Dataset items:
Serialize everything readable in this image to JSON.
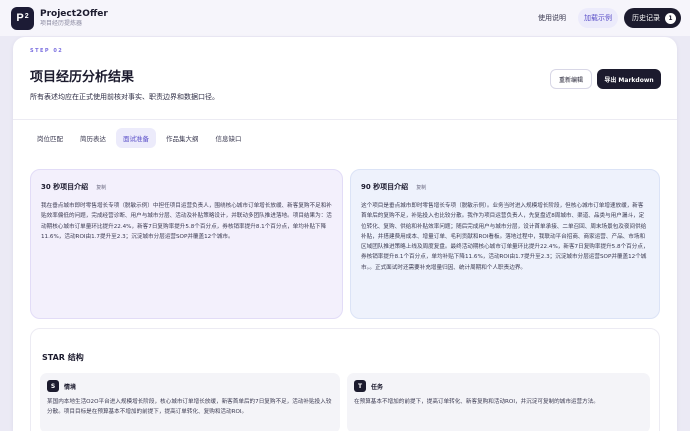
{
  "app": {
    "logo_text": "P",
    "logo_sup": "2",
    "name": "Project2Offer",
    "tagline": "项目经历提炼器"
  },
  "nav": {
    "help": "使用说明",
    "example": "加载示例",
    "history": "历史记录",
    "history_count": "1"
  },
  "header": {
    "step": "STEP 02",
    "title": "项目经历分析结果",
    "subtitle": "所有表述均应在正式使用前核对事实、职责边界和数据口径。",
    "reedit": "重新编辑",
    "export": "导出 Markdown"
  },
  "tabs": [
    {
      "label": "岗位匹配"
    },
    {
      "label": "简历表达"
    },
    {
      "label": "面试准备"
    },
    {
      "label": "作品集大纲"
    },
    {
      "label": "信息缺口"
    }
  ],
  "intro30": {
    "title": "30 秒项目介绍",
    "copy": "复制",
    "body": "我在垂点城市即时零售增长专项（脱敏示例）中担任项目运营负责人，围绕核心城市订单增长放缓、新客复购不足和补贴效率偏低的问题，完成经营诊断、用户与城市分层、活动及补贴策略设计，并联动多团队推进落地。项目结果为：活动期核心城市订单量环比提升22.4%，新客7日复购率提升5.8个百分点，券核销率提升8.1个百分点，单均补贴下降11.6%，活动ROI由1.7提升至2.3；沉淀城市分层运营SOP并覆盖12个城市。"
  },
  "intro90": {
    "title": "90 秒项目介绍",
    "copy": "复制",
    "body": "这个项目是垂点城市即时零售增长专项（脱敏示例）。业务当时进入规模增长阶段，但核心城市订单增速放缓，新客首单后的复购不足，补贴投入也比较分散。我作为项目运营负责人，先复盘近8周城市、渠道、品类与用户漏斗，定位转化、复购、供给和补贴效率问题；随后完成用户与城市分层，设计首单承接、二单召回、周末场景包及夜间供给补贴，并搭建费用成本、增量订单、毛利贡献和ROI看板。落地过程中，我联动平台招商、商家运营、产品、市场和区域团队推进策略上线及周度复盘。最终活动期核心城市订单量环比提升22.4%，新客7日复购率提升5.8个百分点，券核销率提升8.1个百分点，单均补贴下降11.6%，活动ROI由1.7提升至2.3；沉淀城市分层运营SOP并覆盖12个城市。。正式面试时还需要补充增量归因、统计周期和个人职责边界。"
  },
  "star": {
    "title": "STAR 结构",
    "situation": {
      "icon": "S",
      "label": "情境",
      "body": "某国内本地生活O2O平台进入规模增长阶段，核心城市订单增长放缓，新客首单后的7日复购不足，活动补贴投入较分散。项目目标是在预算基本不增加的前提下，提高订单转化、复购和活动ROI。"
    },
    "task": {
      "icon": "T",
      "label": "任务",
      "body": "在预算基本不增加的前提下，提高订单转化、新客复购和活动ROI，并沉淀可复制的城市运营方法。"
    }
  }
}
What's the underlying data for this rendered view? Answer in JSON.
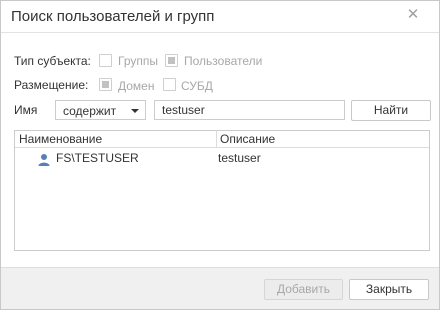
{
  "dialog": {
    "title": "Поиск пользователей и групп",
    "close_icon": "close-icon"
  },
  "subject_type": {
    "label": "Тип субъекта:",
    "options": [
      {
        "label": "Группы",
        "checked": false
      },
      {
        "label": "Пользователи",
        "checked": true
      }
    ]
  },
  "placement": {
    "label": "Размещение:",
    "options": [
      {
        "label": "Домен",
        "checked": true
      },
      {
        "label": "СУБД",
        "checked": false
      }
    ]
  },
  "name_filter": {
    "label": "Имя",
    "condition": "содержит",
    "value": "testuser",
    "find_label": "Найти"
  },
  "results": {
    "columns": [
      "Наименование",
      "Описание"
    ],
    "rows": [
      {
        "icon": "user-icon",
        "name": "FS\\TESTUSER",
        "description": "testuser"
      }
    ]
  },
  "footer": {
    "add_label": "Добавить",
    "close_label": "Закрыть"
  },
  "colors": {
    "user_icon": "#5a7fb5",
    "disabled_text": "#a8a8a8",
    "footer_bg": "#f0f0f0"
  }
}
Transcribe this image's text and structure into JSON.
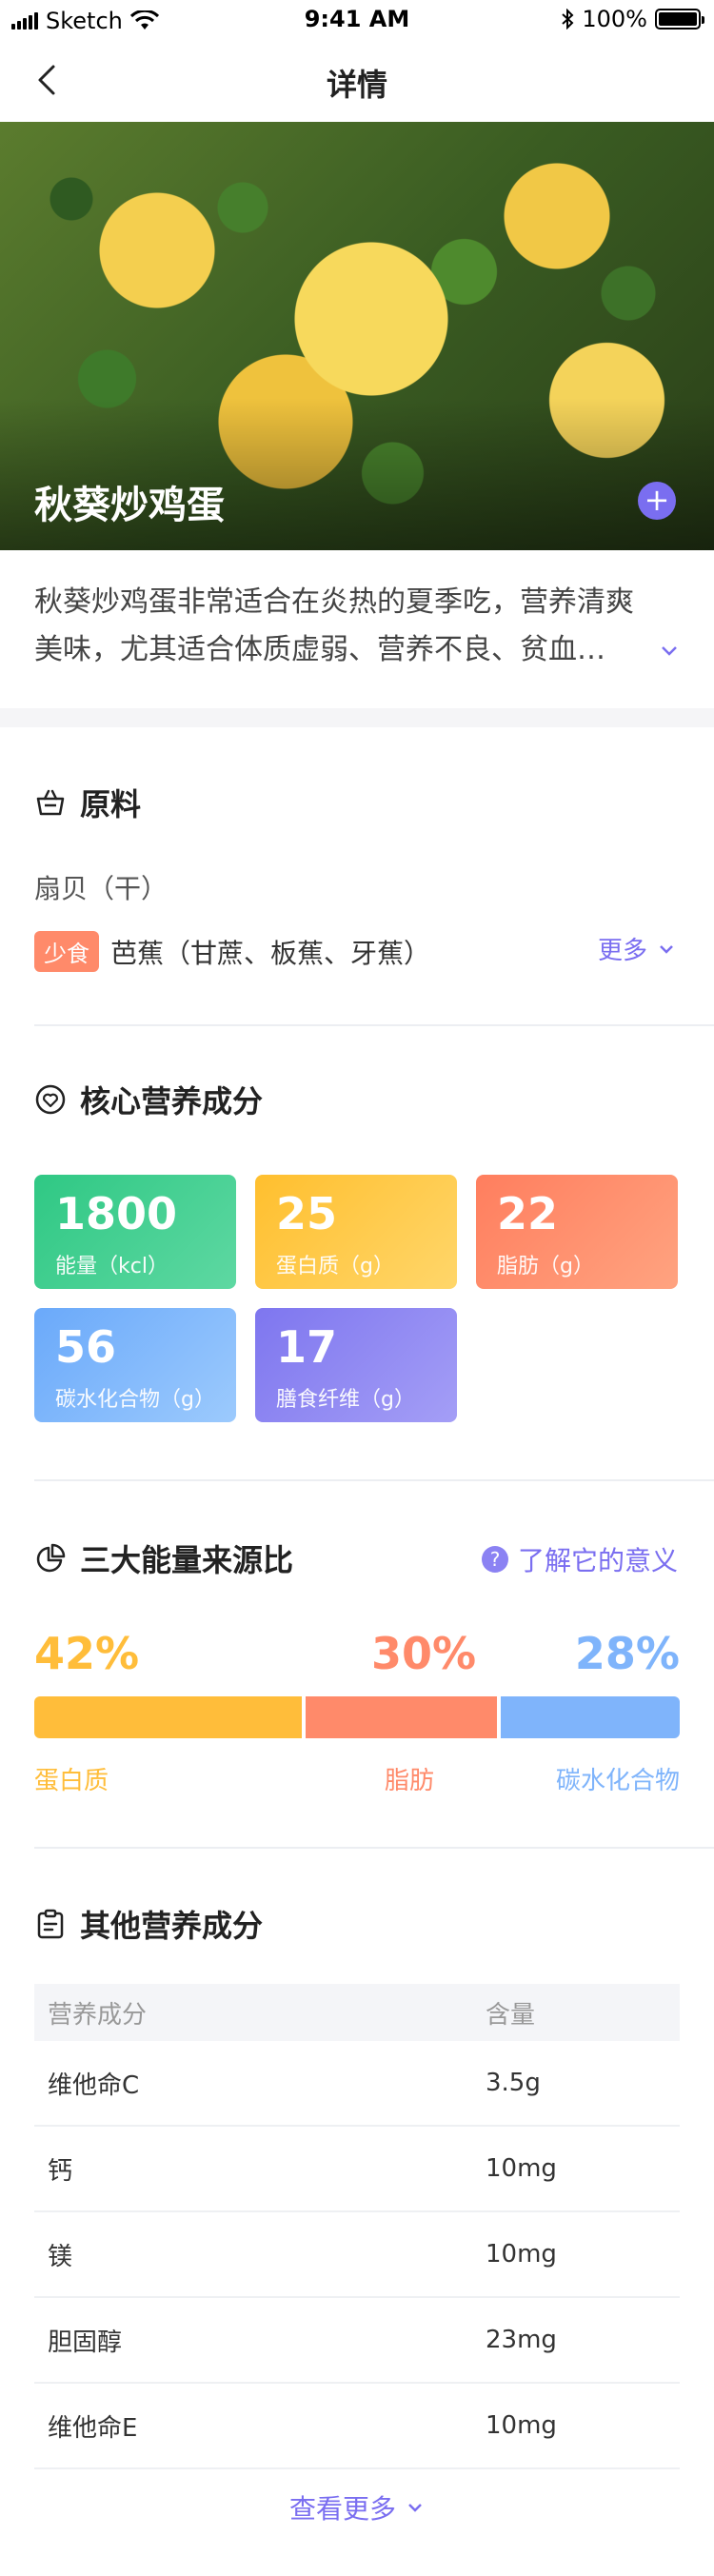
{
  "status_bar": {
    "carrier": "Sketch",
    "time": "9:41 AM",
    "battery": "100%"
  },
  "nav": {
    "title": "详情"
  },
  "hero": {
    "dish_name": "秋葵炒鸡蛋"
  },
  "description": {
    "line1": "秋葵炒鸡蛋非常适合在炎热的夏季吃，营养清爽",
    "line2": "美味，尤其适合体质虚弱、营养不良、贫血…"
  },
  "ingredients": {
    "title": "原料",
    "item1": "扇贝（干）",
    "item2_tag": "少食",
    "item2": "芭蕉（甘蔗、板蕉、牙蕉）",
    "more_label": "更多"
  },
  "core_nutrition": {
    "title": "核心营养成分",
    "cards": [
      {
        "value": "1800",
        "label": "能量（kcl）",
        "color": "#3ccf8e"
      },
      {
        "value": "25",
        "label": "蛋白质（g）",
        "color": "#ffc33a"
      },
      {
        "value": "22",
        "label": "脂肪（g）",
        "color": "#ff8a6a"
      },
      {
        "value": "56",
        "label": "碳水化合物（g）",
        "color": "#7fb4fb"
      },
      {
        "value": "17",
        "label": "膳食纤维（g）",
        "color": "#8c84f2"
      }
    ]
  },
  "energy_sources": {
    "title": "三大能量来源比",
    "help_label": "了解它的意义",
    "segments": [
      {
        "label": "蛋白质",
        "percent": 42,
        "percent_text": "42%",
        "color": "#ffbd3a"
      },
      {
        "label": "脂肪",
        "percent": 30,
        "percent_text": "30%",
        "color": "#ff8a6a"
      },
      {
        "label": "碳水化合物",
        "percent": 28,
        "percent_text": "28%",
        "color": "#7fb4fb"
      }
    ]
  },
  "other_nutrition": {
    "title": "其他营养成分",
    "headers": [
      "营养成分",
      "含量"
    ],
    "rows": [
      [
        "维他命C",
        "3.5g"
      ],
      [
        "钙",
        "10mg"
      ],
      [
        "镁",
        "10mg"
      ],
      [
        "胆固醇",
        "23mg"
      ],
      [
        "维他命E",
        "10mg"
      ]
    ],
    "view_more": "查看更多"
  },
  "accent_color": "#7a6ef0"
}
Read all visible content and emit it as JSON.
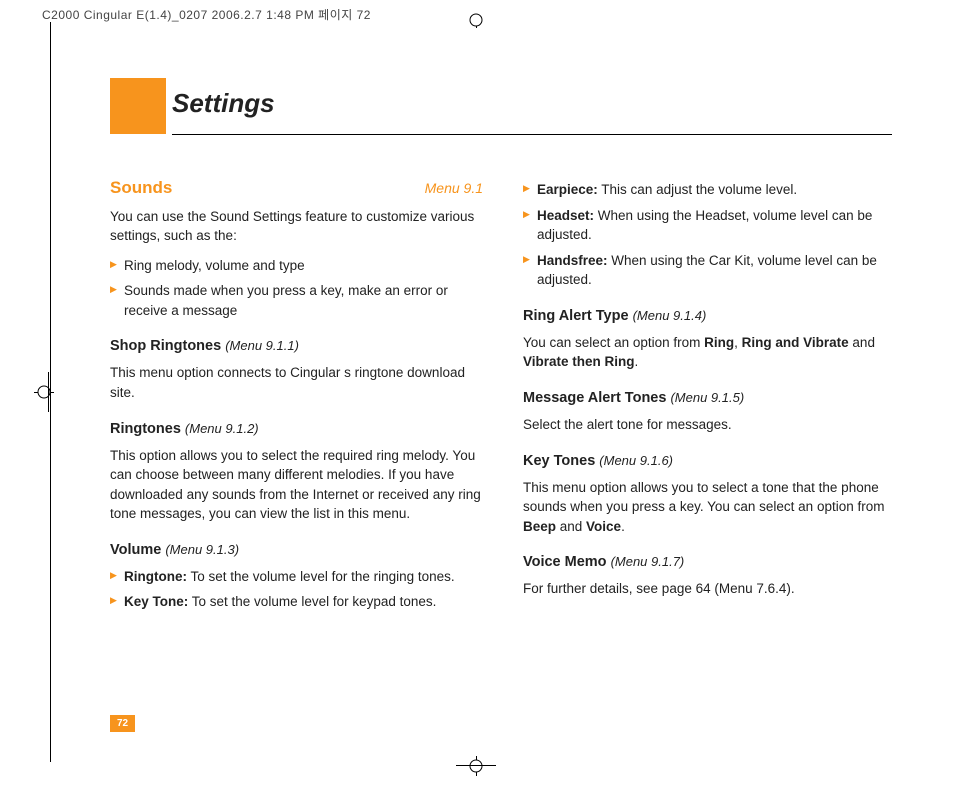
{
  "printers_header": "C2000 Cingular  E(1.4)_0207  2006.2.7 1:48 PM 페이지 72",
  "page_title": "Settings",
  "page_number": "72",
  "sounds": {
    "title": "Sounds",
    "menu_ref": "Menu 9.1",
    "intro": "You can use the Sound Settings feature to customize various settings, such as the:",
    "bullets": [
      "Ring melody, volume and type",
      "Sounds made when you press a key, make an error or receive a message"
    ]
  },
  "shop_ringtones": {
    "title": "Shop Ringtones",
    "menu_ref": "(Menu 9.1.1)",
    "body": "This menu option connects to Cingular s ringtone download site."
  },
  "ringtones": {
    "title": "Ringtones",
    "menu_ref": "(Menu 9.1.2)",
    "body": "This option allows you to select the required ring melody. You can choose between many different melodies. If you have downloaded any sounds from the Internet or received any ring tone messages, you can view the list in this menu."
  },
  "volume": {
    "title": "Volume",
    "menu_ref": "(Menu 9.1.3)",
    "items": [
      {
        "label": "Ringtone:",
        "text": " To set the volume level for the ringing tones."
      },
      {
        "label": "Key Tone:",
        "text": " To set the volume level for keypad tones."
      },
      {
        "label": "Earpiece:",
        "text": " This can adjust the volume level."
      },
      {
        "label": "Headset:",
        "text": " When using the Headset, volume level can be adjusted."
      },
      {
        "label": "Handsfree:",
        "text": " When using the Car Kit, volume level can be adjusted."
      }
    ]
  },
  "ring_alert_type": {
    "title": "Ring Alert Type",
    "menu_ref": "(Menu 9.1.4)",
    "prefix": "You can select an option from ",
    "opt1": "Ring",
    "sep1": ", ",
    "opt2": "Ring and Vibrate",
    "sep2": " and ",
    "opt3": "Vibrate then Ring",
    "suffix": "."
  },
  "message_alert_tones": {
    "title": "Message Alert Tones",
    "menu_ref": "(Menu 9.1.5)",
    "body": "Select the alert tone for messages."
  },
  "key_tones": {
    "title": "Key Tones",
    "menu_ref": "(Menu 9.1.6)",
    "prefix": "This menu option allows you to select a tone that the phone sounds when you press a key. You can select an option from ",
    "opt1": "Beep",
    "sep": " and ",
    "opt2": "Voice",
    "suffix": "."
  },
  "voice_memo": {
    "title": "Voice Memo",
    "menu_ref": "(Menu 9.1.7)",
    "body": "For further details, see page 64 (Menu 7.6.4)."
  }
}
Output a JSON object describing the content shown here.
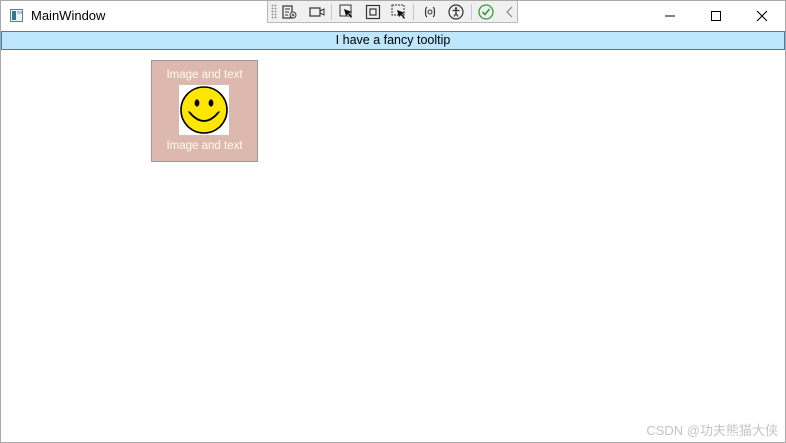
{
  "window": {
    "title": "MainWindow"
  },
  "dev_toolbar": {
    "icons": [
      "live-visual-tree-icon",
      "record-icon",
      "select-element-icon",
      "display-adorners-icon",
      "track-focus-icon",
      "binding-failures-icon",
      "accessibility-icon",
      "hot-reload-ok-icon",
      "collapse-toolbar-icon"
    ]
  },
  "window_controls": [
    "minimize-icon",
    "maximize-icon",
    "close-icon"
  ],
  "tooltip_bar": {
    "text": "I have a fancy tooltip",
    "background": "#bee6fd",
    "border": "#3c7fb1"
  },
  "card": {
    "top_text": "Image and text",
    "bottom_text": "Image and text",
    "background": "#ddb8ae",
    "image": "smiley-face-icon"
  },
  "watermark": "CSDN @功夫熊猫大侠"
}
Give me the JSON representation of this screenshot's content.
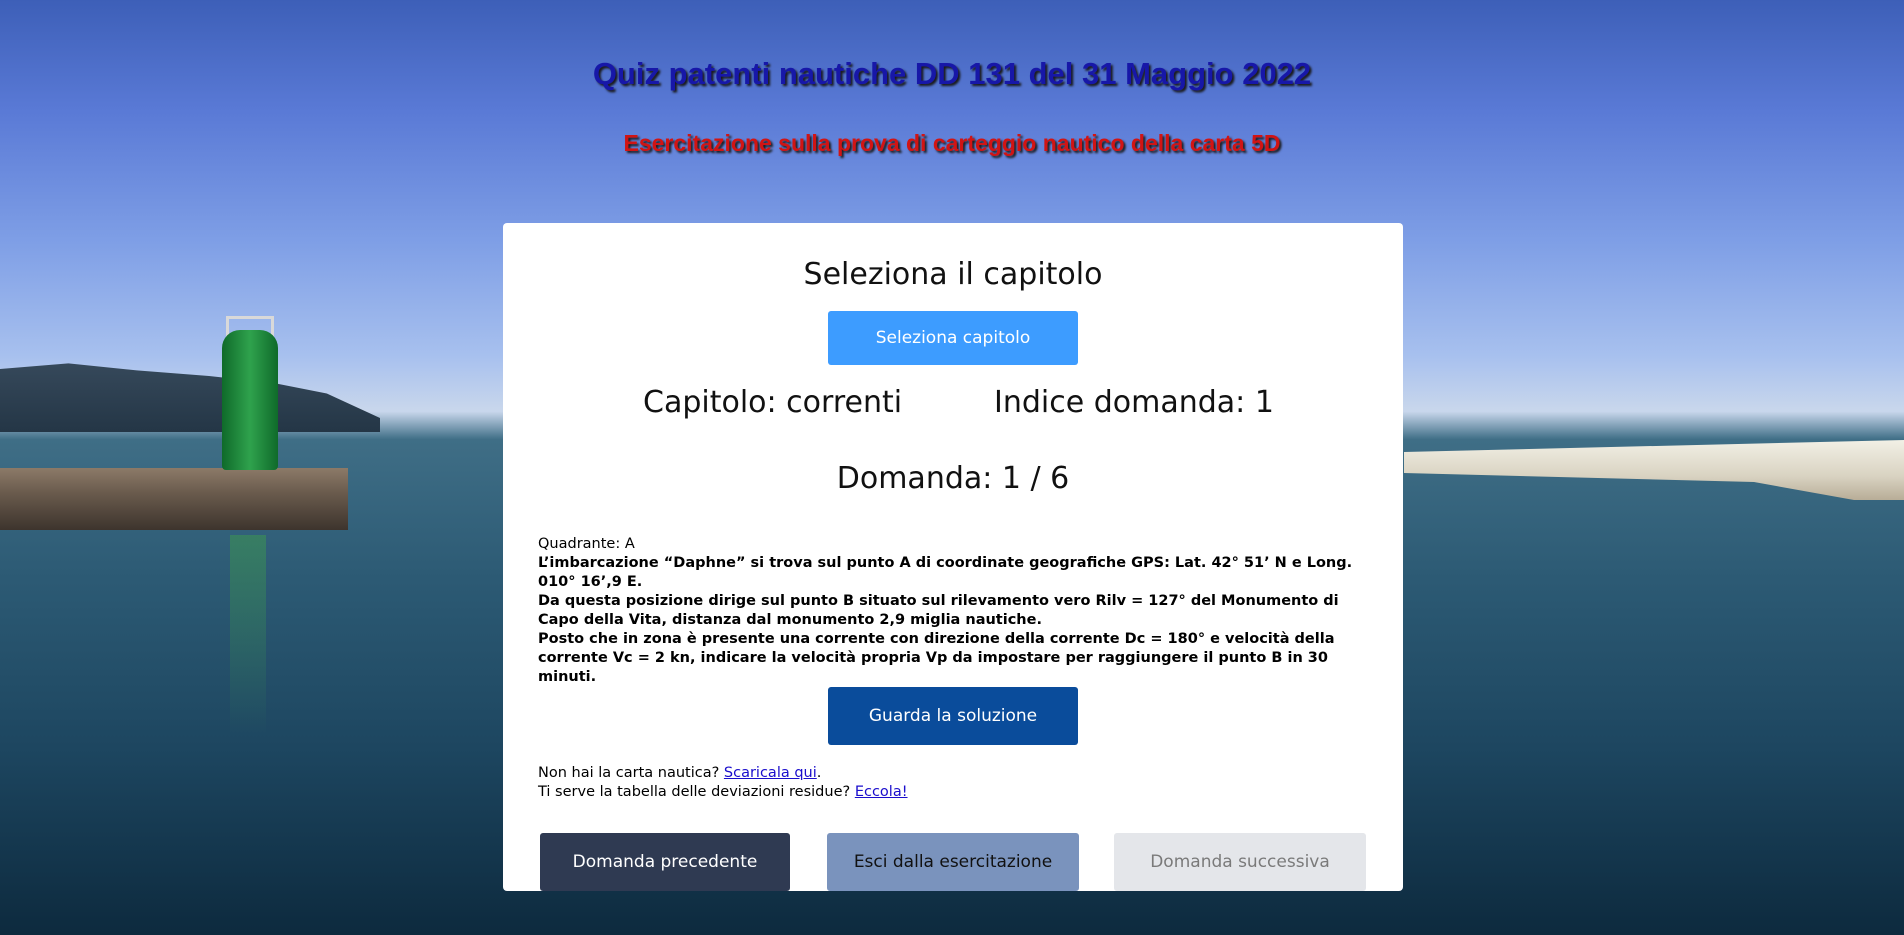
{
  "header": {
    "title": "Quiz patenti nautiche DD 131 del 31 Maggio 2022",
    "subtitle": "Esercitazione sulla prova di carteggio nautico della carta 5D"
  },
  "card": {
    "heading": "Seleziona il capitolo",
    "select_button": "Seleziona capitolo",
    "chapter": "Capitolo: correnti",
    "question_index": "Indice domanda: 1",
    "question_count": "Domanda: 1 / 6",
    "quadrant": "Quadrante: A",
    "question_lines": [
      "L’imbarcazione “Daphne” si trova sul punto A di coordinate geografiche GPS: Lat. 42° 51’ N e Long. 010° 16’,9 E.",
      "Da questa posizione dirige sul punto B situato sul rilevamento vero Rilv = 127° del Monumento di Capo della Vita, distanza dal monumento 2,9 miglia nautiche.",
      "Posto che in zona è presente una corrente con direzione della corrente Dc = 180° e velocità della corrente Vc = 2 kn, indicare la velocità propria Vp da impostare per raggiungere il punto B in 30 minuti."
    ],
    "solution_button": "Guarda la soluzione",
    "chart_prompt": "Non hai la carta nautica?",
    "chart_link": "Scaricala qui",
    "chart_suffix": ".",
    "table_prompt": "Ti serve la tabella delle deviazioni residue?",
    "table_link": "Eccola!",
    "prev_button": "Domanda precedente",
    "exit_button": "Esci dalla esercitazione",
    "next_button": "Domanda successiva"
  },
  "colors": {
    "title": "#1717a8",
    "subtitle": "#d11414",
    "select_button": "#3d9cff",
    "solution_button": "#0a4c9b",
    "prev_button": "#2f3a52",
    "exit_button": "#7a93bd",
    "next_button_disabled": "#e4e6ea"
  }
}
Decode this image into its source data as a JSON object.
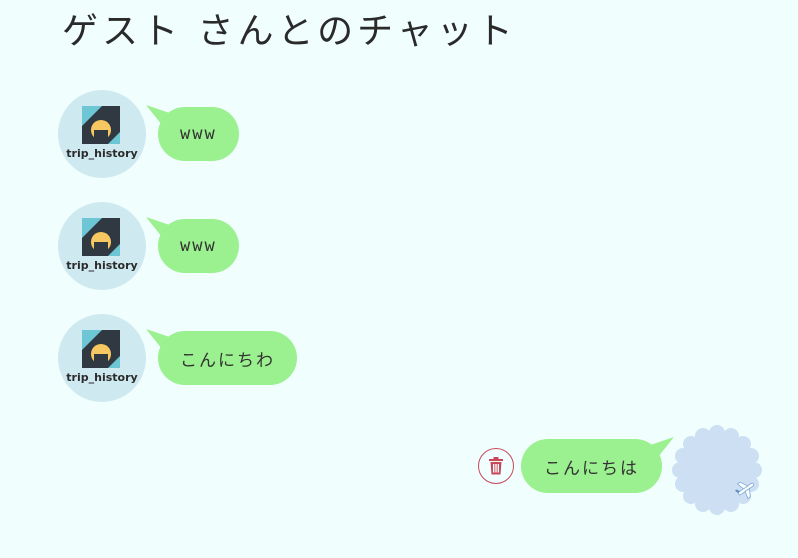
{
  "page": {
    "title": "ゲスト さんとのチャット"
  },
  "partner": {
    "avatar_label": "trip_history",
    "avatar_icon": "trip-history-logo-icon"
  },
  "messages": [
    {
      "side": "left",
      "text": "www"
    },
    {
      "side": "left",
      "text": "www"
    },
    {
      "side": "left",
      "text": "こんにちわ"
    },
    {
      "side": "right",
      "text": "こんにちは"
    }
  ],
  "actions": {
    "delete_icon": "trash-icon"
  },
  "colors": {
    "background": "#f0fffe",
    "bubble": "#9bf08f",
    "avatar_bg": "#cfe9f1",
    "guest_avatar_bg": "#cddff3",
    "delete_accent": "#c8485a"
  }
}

--- Task statement ---
Go through the preceding material and copy each line that has the word "carta".

--- Complete response ---
    "subtitle": "Esercitazione sulla prova di carteggio nautico della carta 5D"
    "chart_prompt": "Non hai la carta nautica?",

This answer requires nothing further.